Task to carry out
Below are some records; work out how many of their lines contain "diaria" and give the number only.

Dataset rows
-=-=-

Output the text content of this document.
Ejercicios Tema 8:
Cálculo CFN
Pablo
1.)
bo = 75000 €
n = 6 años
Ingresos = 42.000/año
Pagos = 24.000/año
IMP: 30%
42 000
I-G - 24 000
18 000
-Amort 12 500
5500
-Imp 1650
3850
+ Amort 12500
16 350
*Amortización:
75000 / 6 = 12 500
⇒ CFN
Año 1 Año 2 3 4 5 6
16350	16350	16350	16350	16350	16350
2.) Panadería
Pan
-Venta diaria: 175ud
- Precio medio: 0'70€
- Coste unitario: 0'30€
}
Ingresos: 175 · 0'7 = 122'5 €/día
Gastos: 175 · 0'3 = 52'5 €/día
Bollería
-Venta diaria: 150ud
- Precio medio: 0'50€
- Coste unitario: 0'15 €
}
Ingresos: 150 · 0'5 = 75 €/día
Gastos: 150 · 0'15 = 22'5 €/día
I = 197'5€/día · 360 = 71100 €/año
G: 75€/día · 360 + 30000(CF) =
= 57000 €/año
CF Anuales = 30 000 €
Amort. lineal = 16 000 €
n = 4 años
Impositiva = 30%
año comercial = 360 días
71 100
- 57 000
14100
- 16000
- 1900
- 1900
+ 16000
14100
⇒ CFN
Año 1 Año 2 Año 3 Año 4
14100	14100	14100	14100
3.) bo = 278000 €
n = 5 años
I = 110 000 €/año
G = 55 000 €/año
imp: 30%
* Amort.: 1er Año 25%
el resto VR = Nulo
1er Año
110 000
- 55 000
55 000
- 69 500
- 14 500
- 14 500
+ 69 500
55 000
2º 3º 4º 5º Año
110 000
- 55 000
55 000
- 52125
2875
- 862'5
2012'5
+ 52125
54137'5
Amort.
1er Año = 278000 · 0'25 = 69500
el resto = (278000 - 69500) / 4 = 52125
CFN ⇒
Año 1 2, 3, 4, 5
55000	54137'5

-=-=-

Exercise answer
2